Report how many lines of these entries hold the string "Awesome"; reply with the number alone.

_Data records_
-----

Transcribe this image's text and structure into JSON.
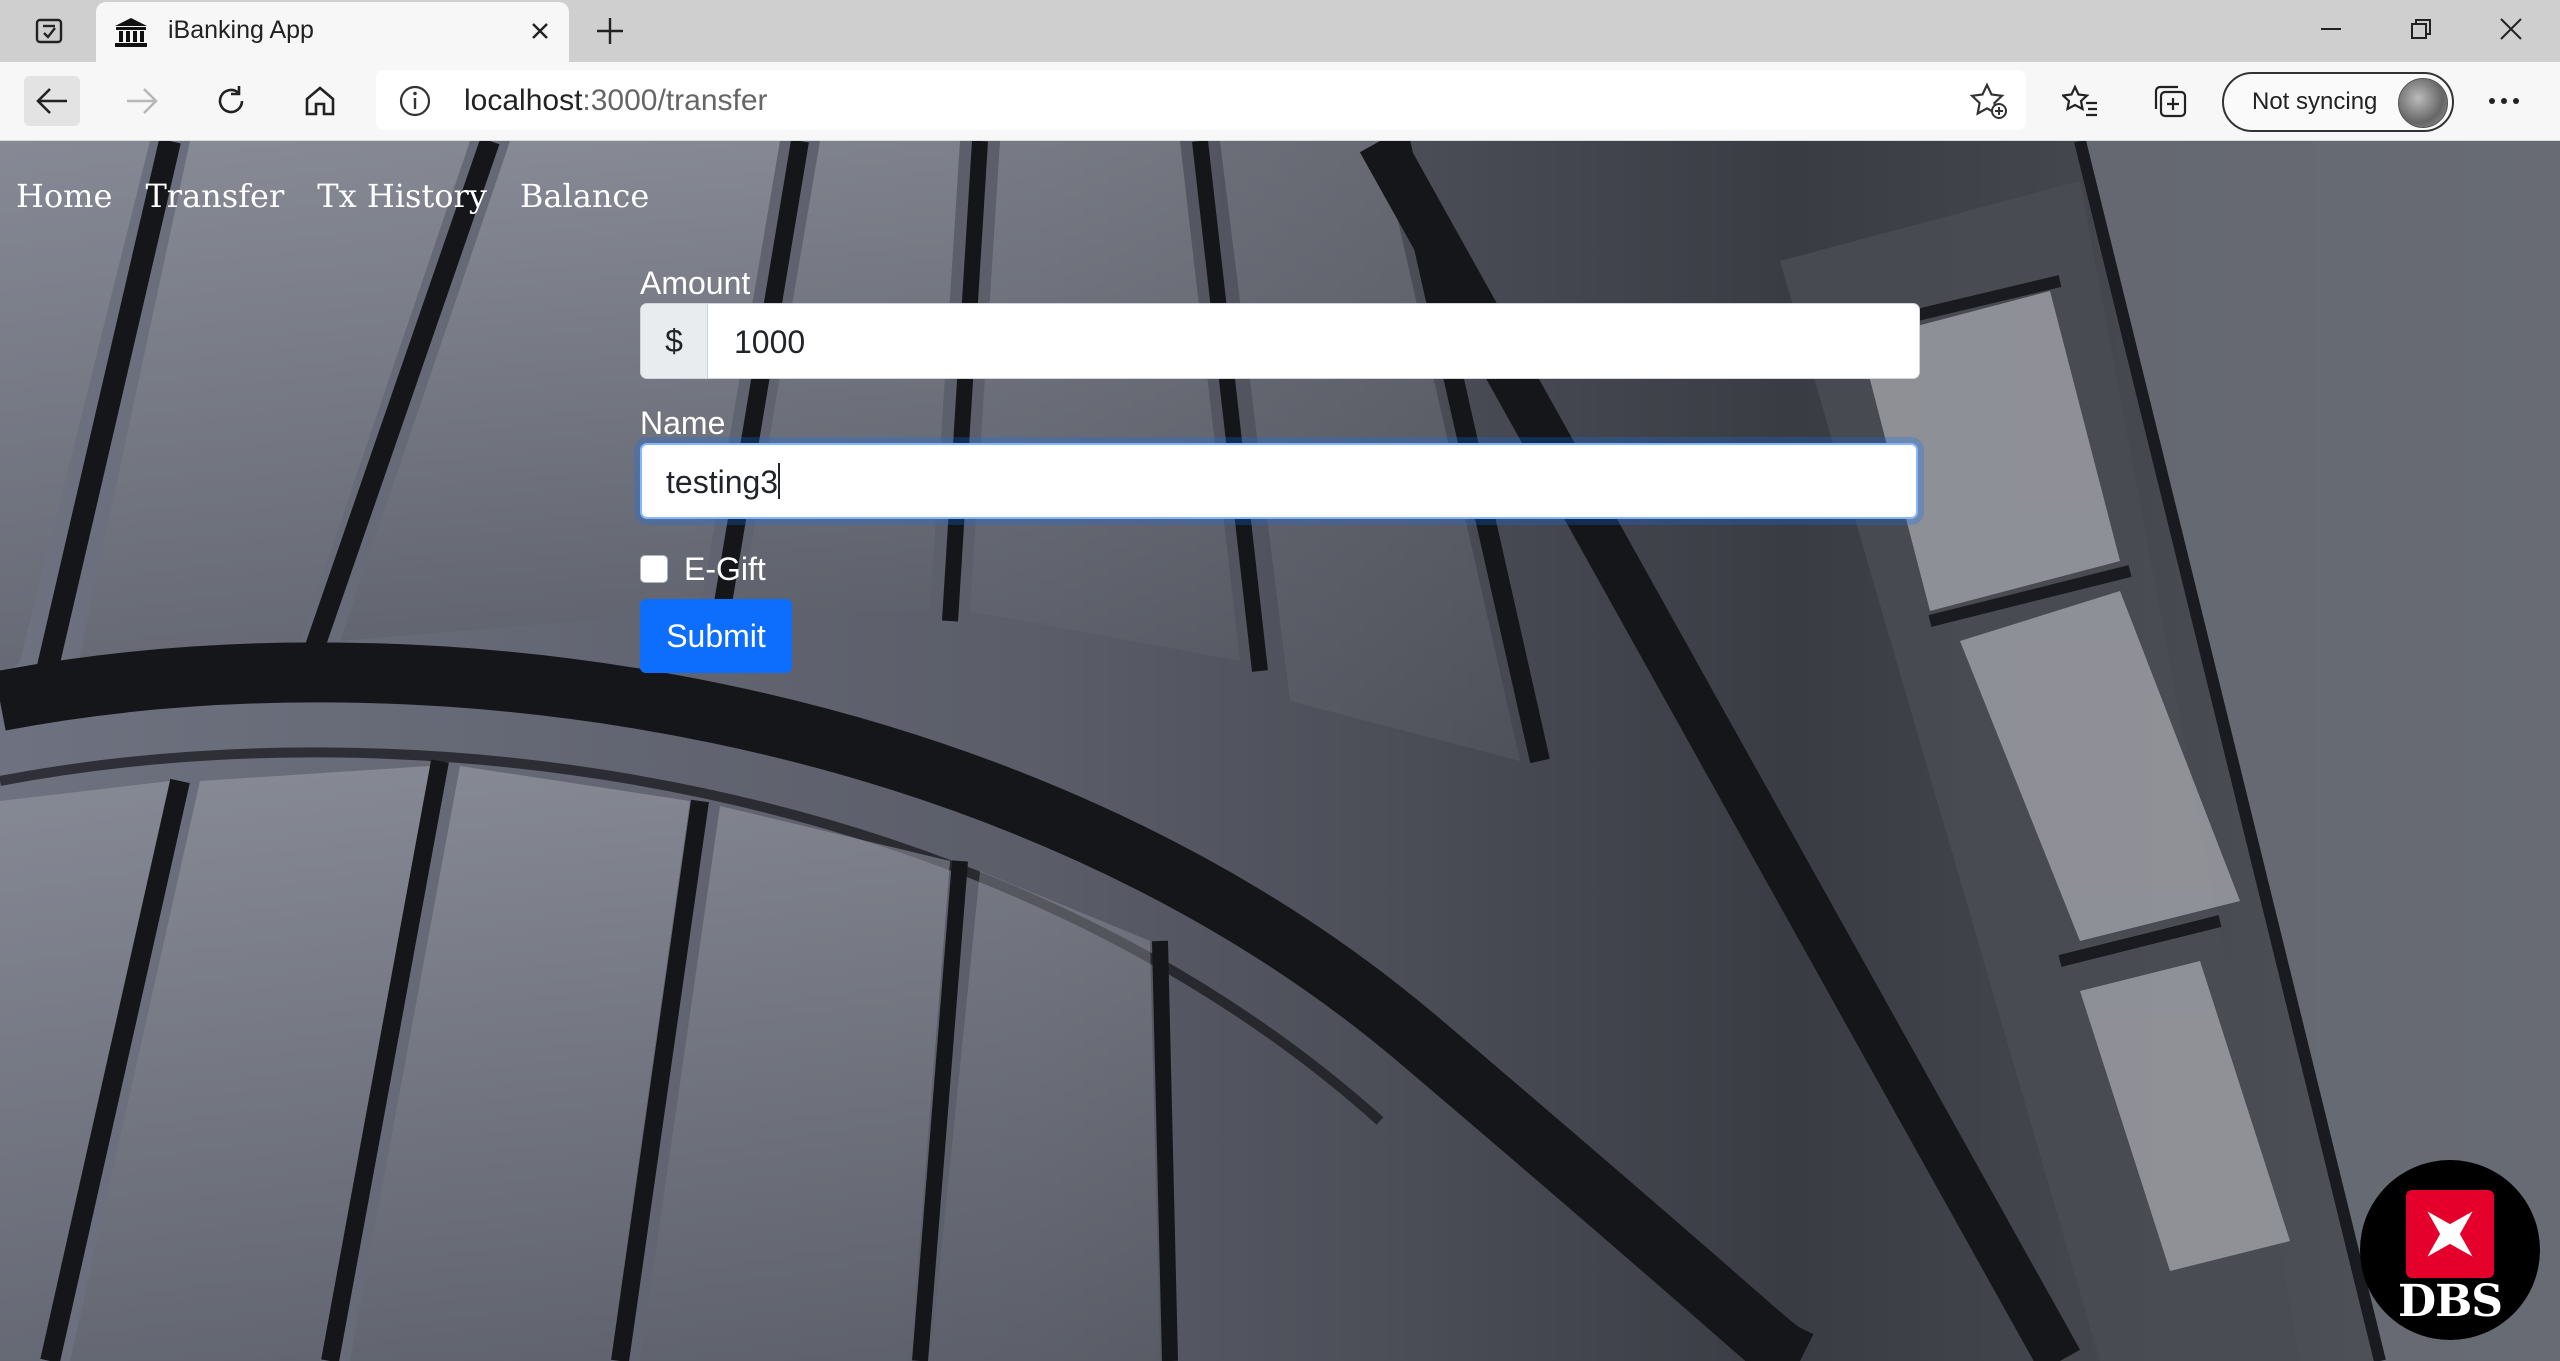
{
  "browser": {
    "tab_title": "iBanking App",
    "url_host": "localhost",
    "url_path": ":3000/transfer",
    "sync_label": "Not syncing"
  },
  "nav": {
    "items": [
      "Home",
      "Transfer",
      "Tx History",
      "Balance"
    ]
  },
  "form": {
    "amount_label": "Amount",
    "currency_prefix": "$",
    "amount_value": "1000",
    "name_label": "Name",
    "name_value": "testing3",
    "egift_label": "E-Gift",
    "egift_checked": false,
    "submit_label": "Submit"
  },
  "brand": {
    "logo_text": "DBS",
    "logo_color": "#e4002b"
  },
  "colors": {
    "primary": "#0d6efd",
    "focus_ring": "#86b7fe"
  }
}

-----

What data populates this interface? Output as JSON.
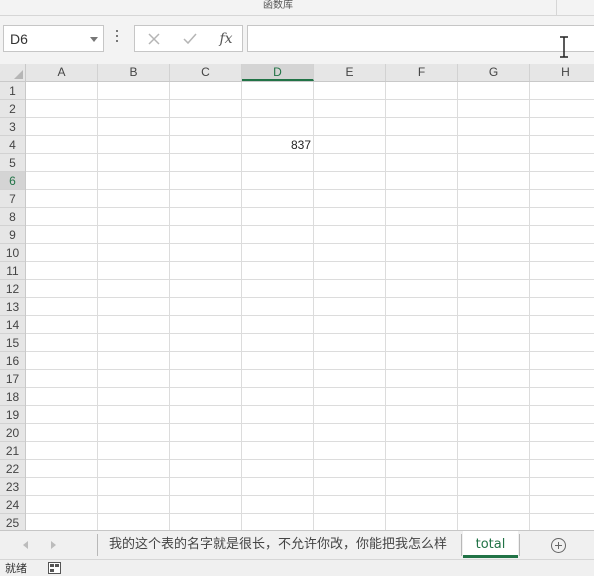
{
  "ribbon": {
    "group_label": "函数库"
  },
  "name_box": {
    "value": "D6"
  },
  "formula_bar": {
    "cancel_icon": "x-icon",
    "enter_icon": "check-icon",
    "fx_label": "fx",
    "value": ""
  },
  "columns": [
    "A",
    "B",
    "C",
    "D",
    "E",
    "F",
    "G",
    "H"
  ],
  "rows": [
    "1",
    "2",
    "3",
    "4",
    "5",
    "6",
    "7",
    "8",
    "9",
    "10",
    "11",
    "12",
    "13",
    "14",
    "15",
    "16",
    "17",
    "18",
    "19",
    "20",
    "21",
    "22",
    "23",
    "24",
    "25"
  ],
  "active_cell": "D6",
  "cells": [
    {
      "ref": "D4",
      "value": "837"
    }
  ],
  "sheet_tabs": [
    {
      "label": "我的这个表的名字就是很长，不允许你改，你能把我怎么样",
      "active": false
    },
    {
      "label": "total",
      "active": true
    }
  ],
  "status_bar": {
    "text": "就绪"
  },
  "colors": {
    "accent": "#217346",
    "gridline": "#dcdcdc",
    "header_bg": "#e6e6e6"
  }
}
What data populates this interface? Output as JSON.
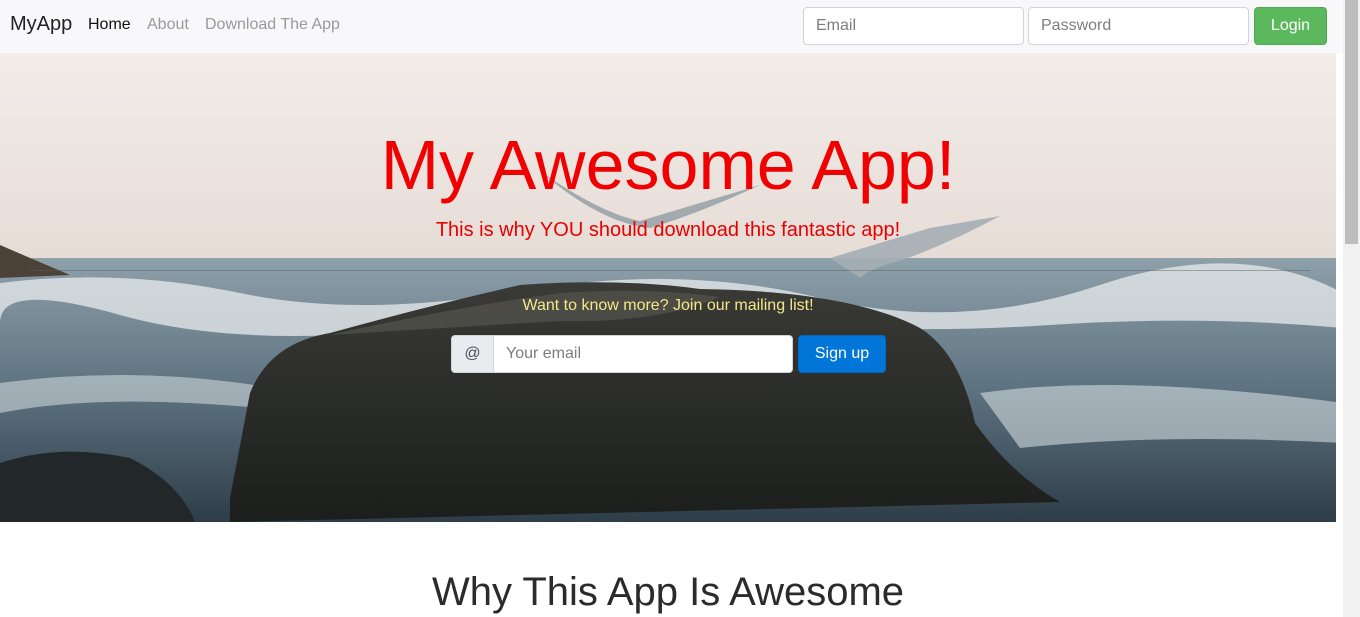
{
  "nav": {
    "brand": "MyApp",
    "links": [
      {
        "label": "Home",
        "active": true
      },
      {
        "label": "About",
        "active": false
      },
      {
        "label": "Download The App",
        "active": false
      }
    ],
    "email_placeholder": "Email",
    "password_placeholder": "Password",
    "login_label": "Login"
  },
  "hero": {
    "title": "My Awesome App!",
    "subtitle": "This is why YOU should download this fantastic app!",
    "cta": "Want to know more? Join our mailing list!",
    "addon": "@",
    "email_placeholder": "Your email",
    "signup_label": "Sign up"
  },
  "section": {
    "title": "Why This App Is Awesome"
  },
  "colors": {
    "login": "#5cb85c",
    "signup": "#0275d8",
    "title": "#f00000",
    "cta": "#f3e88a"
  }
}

-----

_Response to the task_
2